Every record must be repeated exactly; omit any pictures they contain.

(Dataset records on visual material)
□ □ □ □ □ □ □

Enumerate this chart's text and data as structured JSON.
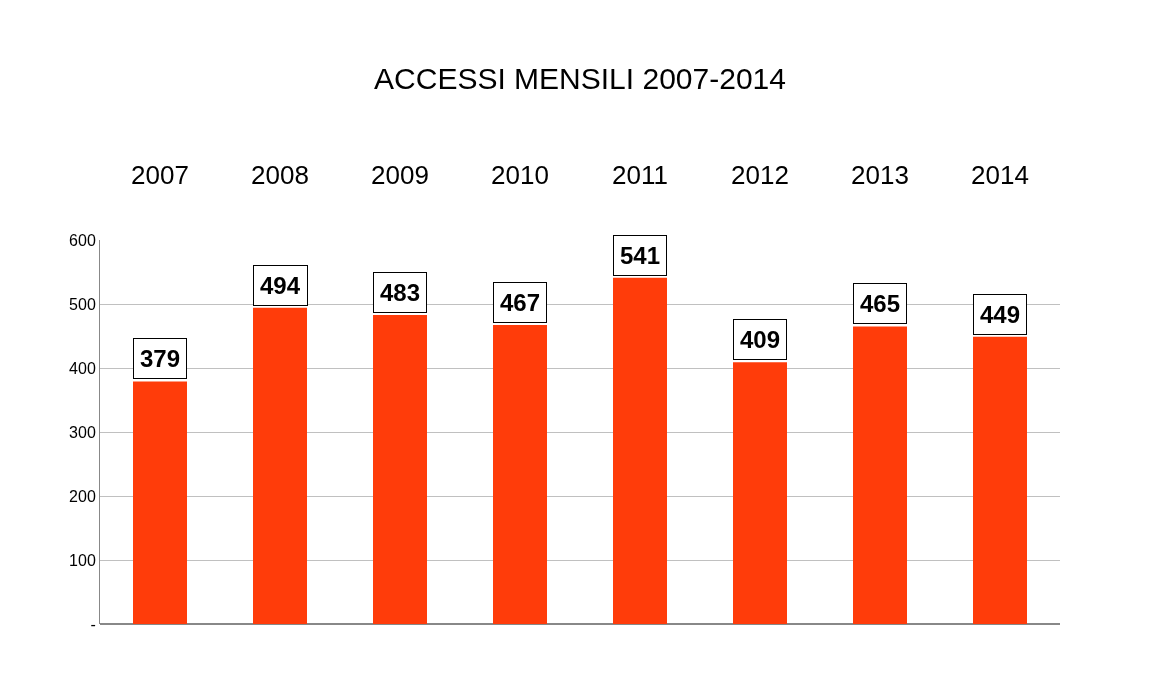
{
  "chart_data": {
    "type": "bar",
    "title": "ACCESSI MENSILI 2007-2014",
    "categories": [
      "2007",
      "2008",
      "2009",
      "2010",
      "2011",
      "2012",
      "2013",
      "2014"
    ],
    "values": [
      379,
      494,
      483,
      467,
      541,
      409,
      465,
      449
    ],
    "color": "#ff3c0a",
    "ylim": [
      0,
      600
    ],
    "yticks": [
      {
        "value": 0,
        "label": "-"
      },
      100,
      200,
      300,
      400,
      500,
      600
    ],
    "grid": "y",
    "data_labels": true
  }
}
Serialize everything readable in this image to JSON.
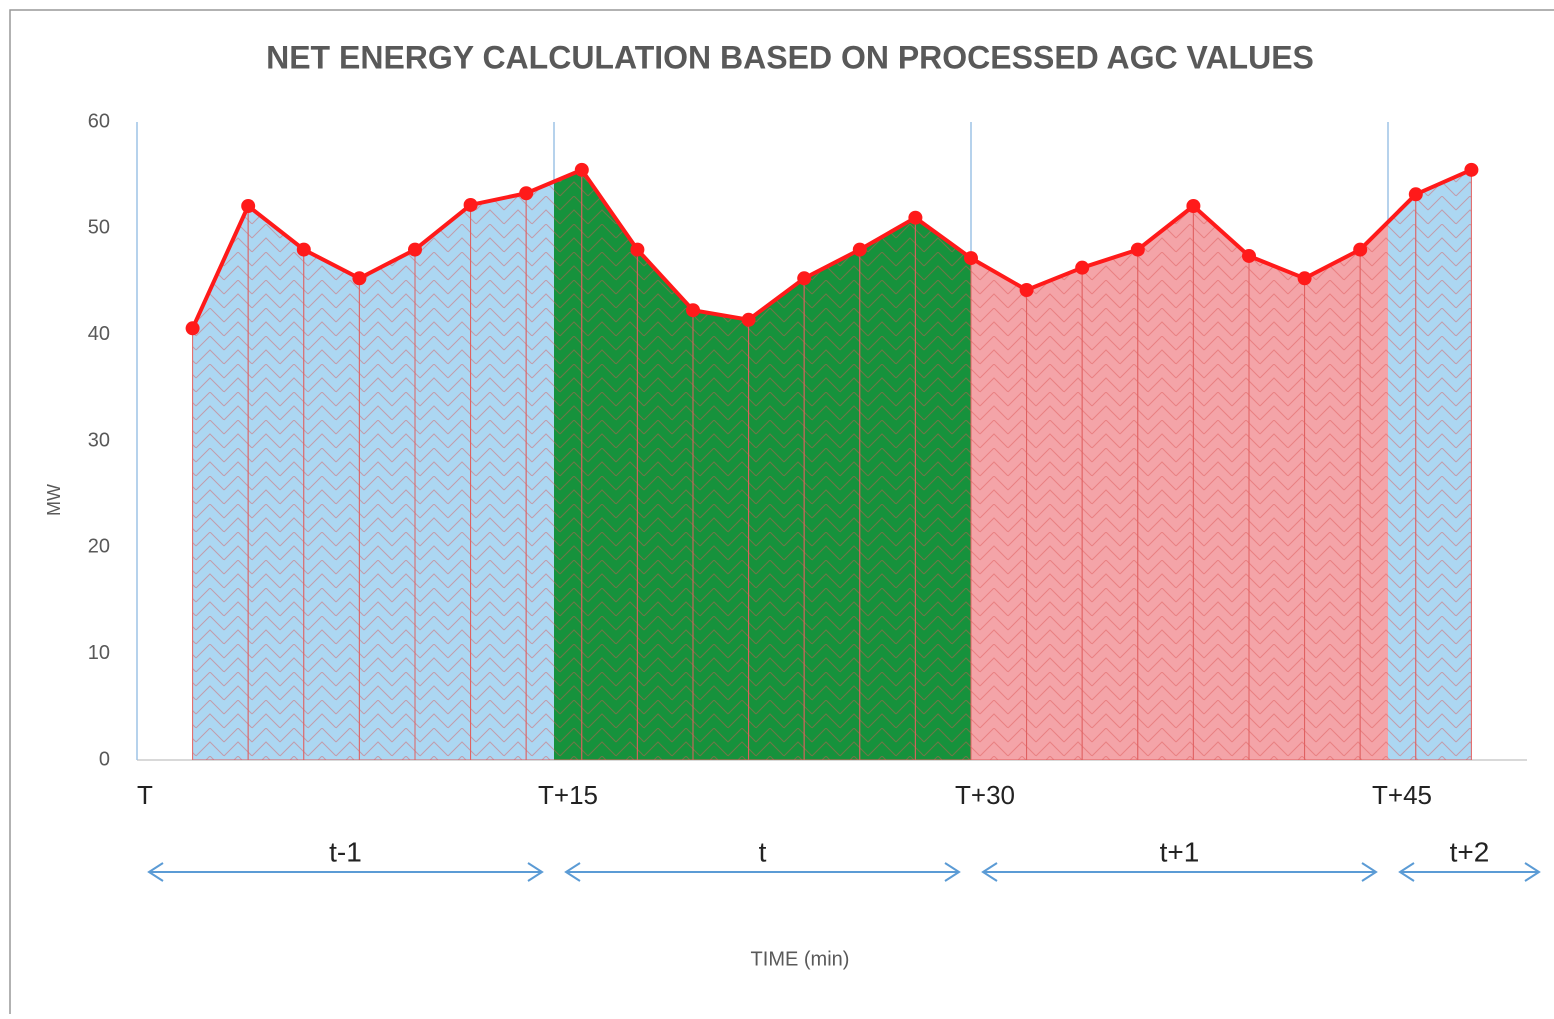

□ □ □ □ □ □ □

## Output
Enumerate this chart's text and data as structured JSON.
{
  "chart_data": {
    "type": "bar",
    "title": "ACCESSI MENSILI 2007-2014",
    "categories": [
      "2007",
      "2008",
      "2009",
      "2010",
      "2011",
      "2012",
      "2013",
      "2014"
    ],
    "values": [
      379,
      494,
      483,
      467,
      541,
      409,
      465,
      449
    ],
    "color": "#ff3c0a",
    "ylim": [
      0,
      600
    ],
    "yticks": [
      {
        "value": 0,
        "label": "-"
      },
      100,
      200,
      300,
      400,
      500,
      600
    ],
    "grid": "y",
    "data_labels": true
  }
}
Serialize everything readable in this image to JSON.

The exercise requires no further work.